>>
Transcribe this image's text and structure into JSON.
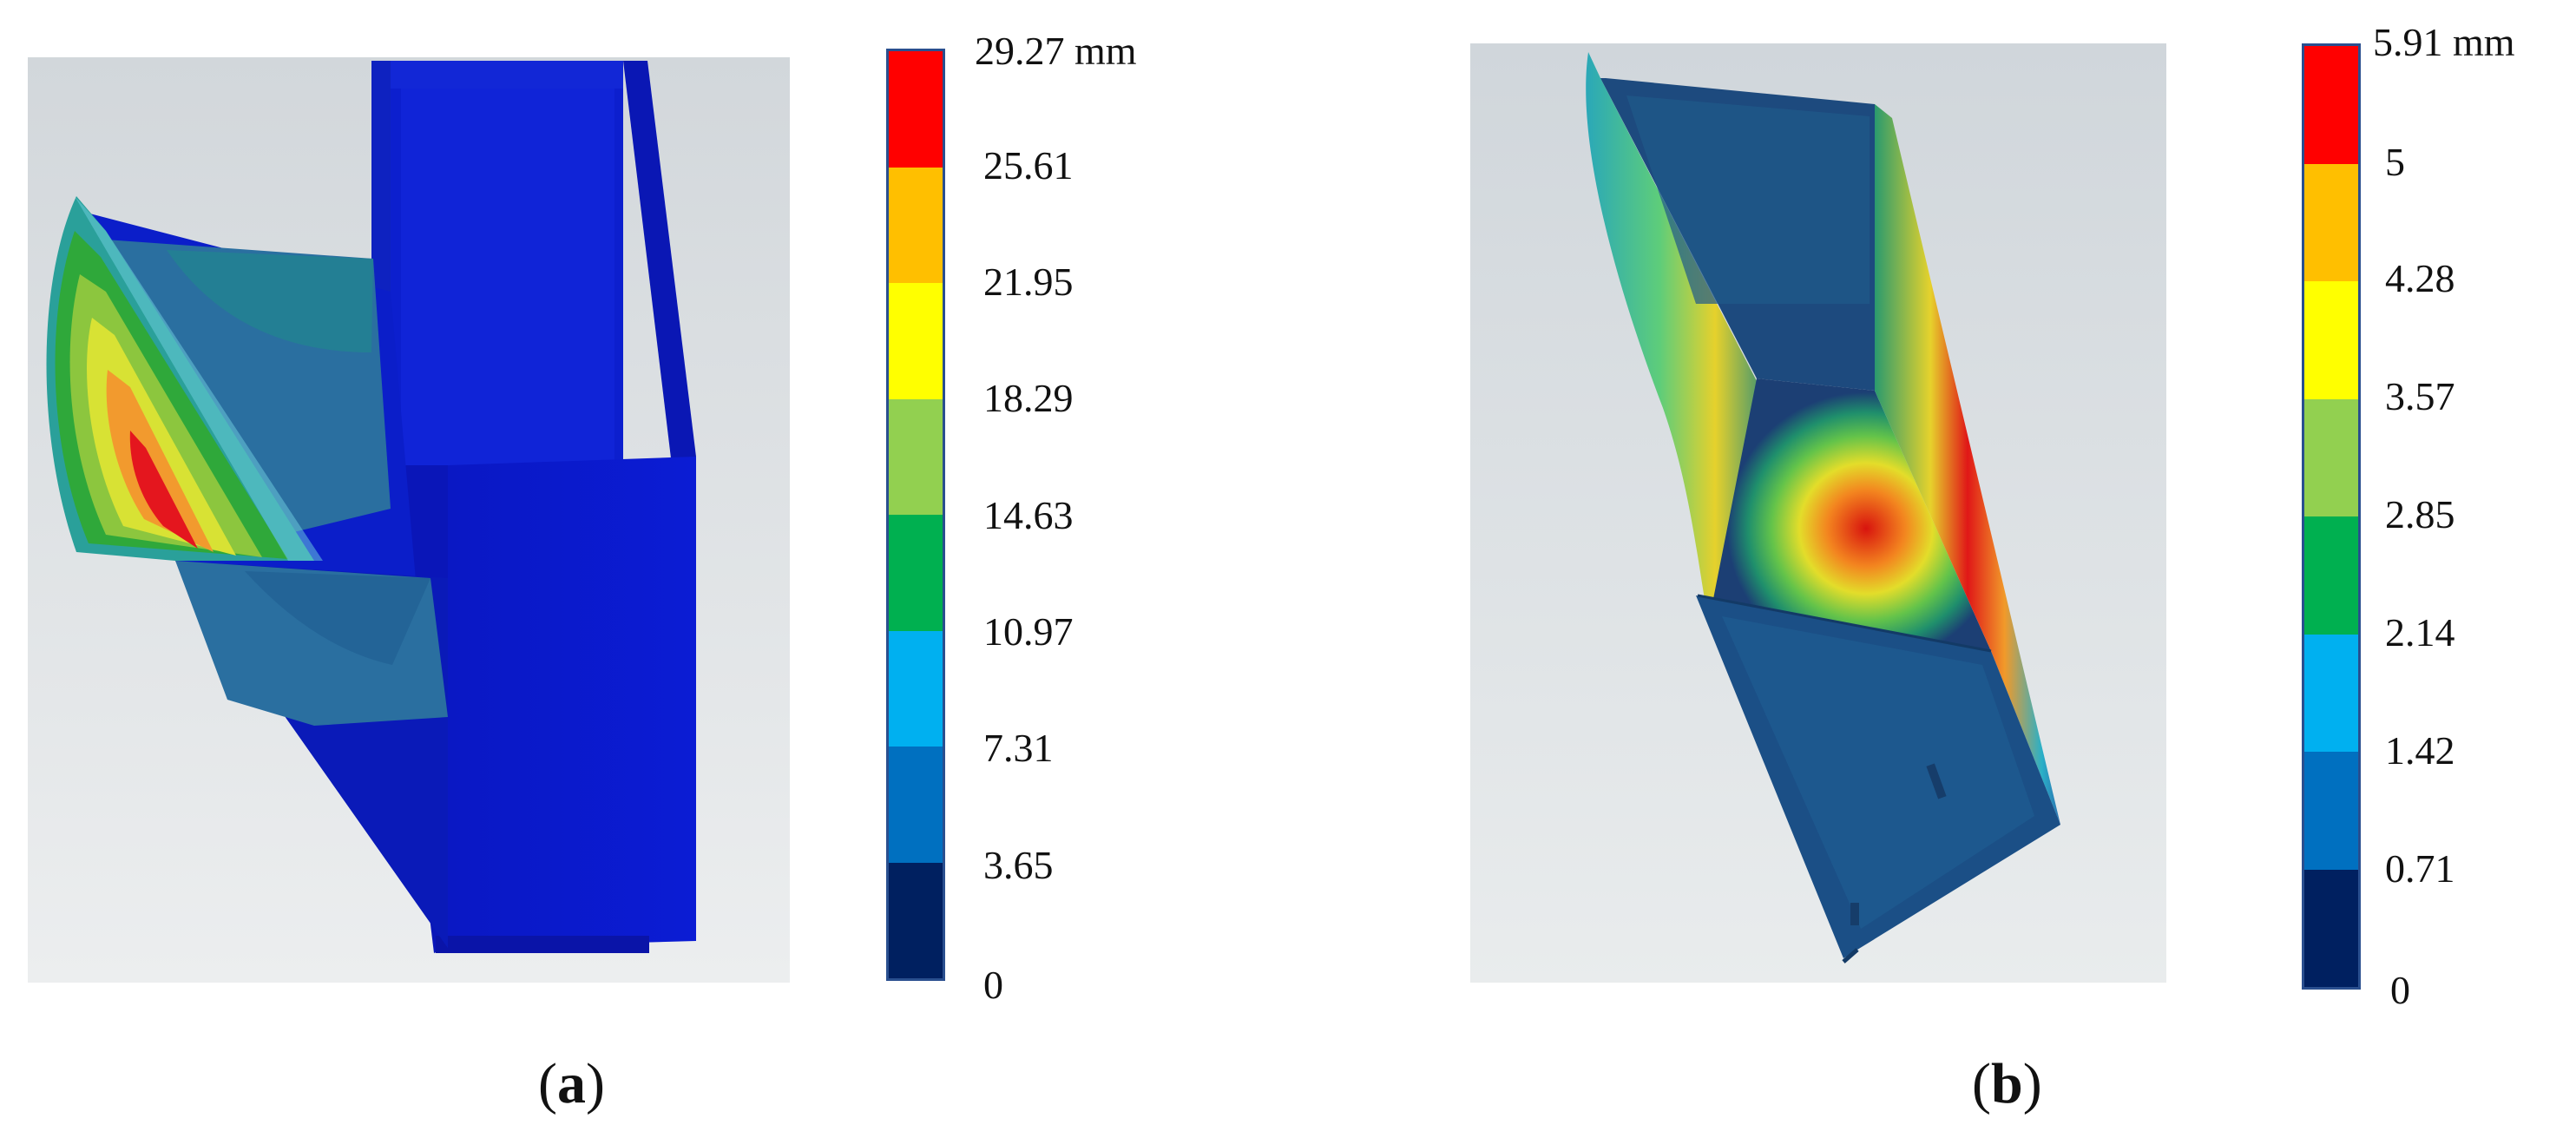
{
  "panels": [
    {
      "id": "a",
      "label_open": "(",
      "label_letter": "a",
      "label_close": ")",
      "legend": {
        "unit_label": "29.27 mm",
        "ticks": [
          "25.61",
          "21.95",
          "18.29",
          "14.63",
          "10.97",
          "7.31",
          "3.65",
          "0"
        ],
        "colors": [
          "#ff0000",
          "#ffbf00",
          "#ffff00",
          "#92d050",
          "#00b050",
          "#00b0f0",
          "#0070c0",
          "#002060"
        ]
      }
    },
    {
      "id": "b",
      "label_open": "(",
      "label_letter": "b",
      "label_close": ")",
      "legend": {
        "unit_label": "5.91 mm",
        "ticks": [
          "5",
          "4.28",
          "3.57",
          "2.85",
          "2.14",
          "1.42",
          "0.71",
          "0"
        ],
        "colors": [
          "#ff0000",
          "#ffbf00",
          "#ffff00",
          "#92d050",
          "#00b050",
          "#00b0f0",
          "#0070c0",
          "#002060"
        ]
      }
    }
  ]
}
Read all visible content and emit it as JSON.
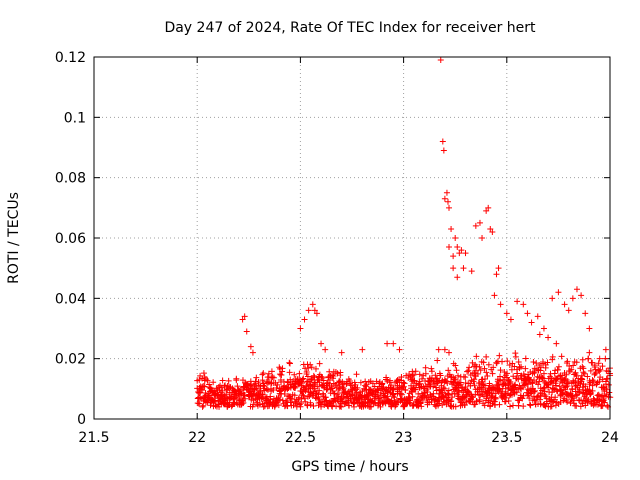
{
  "chart_data": {
    "type": "scatter",
    "title": "Day 247 of 2024, Rate Of TEC Index for receiver hert",
    "xlabel": "GPS time / hours",
    "ylabel": "ROTI / TECUs",
    "xlim": [
      21.5,
      24
    ],
    "ylim": [
      0,
      0.12
    ],
    "xticks": [
      "21.5",
      "22",
      "22.5",
      "23",
      "23.5",
      "24"
    ],
    "yticks": [
      "0",
      "0.02",
      "0.04",
      "0.06",
      "0.08",
      "0.1",
      "0.12"
    ],
    "grid": true,
    "marker": "plus",
    "color": "#ff0000",
    "band_data_range": [
      22.0,
      24.0
    ],
    "series": [
      {
        "points": [
          [
            23.18,
            0.119
          ],
          [
            23.19,
            0.092
          ],
          [
            23.195,
            0.089
          ],
          [
            23.2,
            0.073
          ],
          [
            23.21,
            0.075
          ],
          [
            23.215,
            0.072
          ],
          [
            23.22,
            0.07
          ],
          [
            23.23,
            0.063
          ],
          [
            23.22,
            0.057
          ],
          [
            23.24,
            0.054
          ],
          [
            23.25,
            0.06
          ],
          [
            23.26,
            0.057
          ],
          [
            23.27,
            0.055
          ],
          [
            23.28,
            0.056
          ],
          [
            23.3,
            0.055
          ],
          [
            23.24,
            0.05
          ],
          [
            23.26,
            0.047
          ],
          [
            23.29,
            0.05
          ],
          [
            23.33,
            0.049
          ],
          [
            23.35,
            0.064
          ],
          [
            23.37,
            0.065
          ],
          [
            23.38,
            0.06
          ],
          [
            23.4,
            0.069
          ],
          [
            23.41,
            0.07
          ],
          [
            23.42,
            0.063
          ],
          [
            23.43,
            0.062
          ],
          [
            23.45,
            0.048
          ],
          [
            23.46,
            0.05
          ],
          [
            23.44,
            0.041
          ],
          [
            23.47,
            0.038
          ],
          [
            23.5,
            0.035
          ],
          [
            23.52,
            0.033
          ],
          [
            23.55,
            0.039
          ],
          [
            23.58,
            0.038
          ],
          [
            23.6,
            0.035
          ],
          [
            23.62,
            0.032
          ],
          [
            23.65,
            0.034
          ],
          [
            23.68,
            0.03
          ],
          [
            23.7,
            0.027
          ],
          [
            23.72,
            0.04
          ],
          [
            23.75,
            0.042
          ],
          [
            23.78,
            0.038
          ],
          [
            23.8,
            0.036
          ],
          [
            23.82,
            0.04
          ],
          [
            23.84,
            0.043
          ],
          [
            23.86,
            0.041
          ],
          [
            23.88,
            0.035
          ],
          [
            23.9,
            0.03
          ],
          [
            23.74,
            0.025
          ],
          [
            23.66,
            0.028
          ],
          [
            22.22,
            0.033
          ],
          [
            22.23,
            0.034
          ],
          [
            22.24,
            0.029
          ],
          [
            22.26,
            0.024
          ],
          [
            22.27,
            0.022
          ],
          [
            22.5,
            0.03
          ],
          [
            22.52,
            0.033
          ],
          [
            22.54,
            0.036
          ],
          [
            22.56,
            0.038
          ],
          [
            22.57,
            0.036
          ],
          [
            22.58,
            0.035
          ],
          [
            22.6,
            0.025
          ],
          [
            22.62,
            0.023
          ],
          [
            22.7,
            0.022
          ],
          [
            22.8,
            0.023
          ],
          [
            22.92,
            0.025
          ],
          [
            22.95,
            0.025
          ],
          [
            22.98,
            0.023
          ],
          [
            23.17,
            0.023
          ],
          [
            23.2,
            0.023
          ],
          [
            23.22,
            0.022
          ],
          [
            23.9,
            0.022
          ],
          [
            23.95,
            0.02
          ],
          [
            23.98,
            0.023
          ]
        ]
      }
    ]
  }
}
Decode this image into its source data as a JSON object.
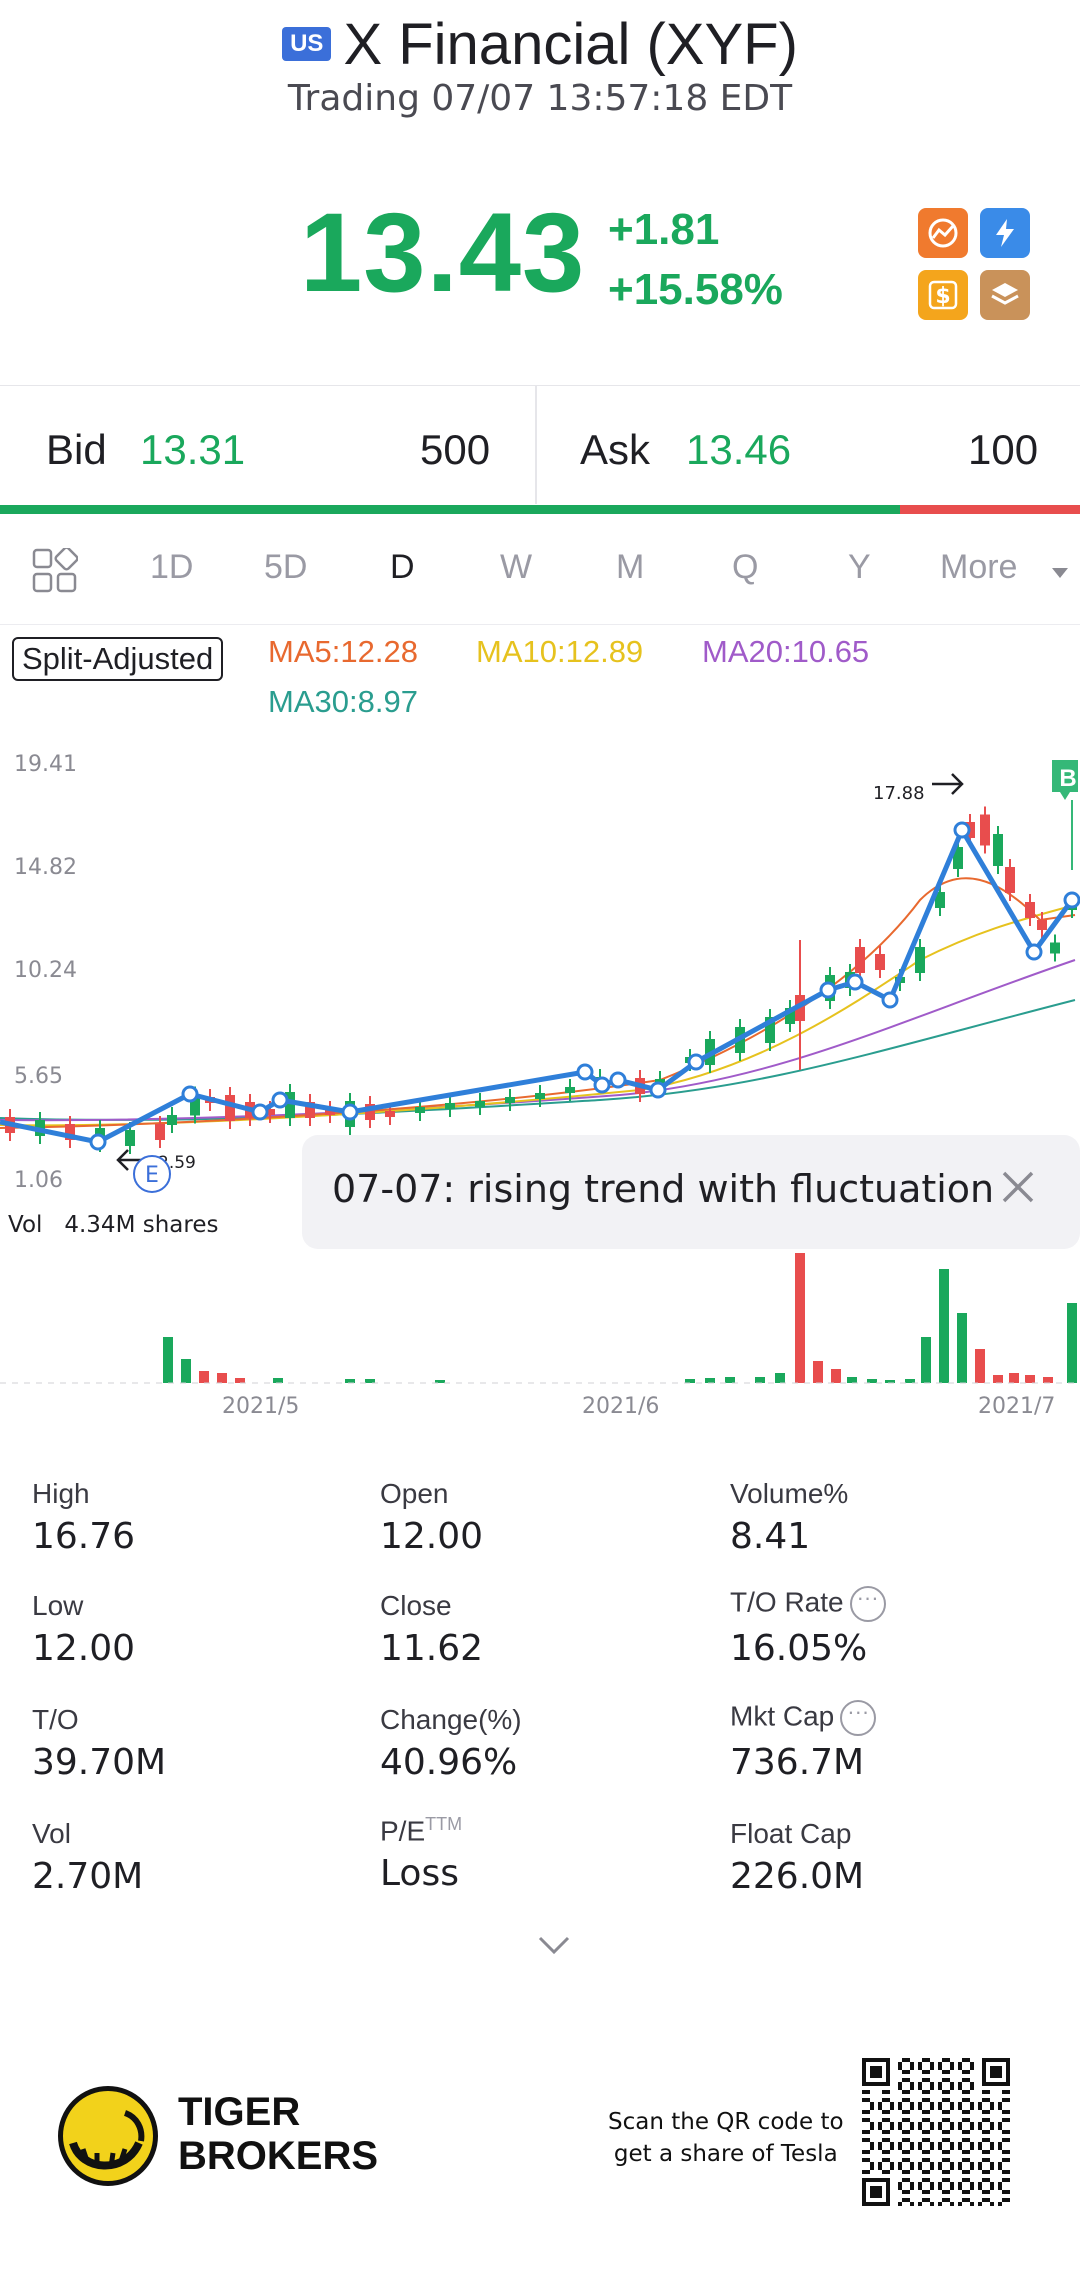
{
  "header": {
    "market_badge": "US",
    "stock_name": "X Financial (XYF)",
    "status": "Trading 07/07 13:57:18 EDT"
  },
  "quote": {
    "price": "13.43",
    "change": "+1.81",
    "change_pct": "+15.58%",
    "up_color": "#1aa85c",
    "down_color": "#e84d4d"
  },
  "bid_ask": {
    "bid_label": "Bid",
    "bid_price": "13.31",
    "bid_qty": "500",
    "ask_label": "Ask",
    "ask_price": "13.46",
    "ask_qty": "100",
    "bid_ratio": 0.833
  },
  "tabs": {
    "items": [
      "1D",
      "5D",
      "D",
      "W",
      "M",
      "Q",
      "Y",
      "More"
    ],
    "active": "D"
  },
  "indicators": {
    "split_label": "Split-Adjusted",
    "ma5": "MA5:12.28",
    "ma10": "MA10:12.89",
    "ma20": "MA20:10.65",
    "ma30": "MA30:8.97",
    "ma5_color": "#e8692f",
    "ma10_color": "#e6c21e",
    "ma20_color": "#a05bc9",
    "ma30_color": "#2a9d8f"
  },
  "chart_data": {
    "type": "candlestick",
    "y_ticks": [
      "19.41",
      "14.82",
      "10.24",
      "5.65",
      "1.06"
    ],
    "x_ticks": [
      "2021/5",
      "2021/6",
      "2021/7"
    ],
    "high_marker": "17.88",
    "low_marker": "2.59",
    "volume_label": "Vol",
    "volume_value": "4.34M shares",
    "trend_note": "07-07: rising trend with fluctuation",
    "event_letter": "E",
    "buy_marker": "B"
  },
  "stats": {
    "high_label": "High",
    "high": "16.76",
    "open_label": "Open",
    "open": "12.00",
    "volpct_label": "Volume%",
    "volpct": "8.41",
    "low_label": "Low",
    "low": "12.00",
    "close_label": "Close",
    "close": "11.62",
    "torate_label": "T/O Rate",
    "torate": "16.05%",
    "to_label": "T/O",
    "to": "39.70M",
    "chg_label": "Change(%)",
    "chg": "40.96%",
    "mktcap_label": "Mkt Cap",
    "mktcap": "736.7M",
    "vol_label": "Vol",
    "vol": "2.70M",
    "pe_label": "P/E",
    "pe_sup": "TTM",
    "pe": "Loss",
    "floatcap_label": "Float Cap",
    "floatcap": "226.0M"
  },
  "footer": {
    "brand_line1": "TIGER",
    "brand_line2": "BROKERS",
    "scan_line1": "Scan the QR code to",
    "scan_line2": "get a share of Tesla"
  }
}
<<
TASK DESCRIPTION:
State how many lines of the listing above hold the word "JSON", with nothing but the number.

SOLUTION FOR THIS PROBLEM:
3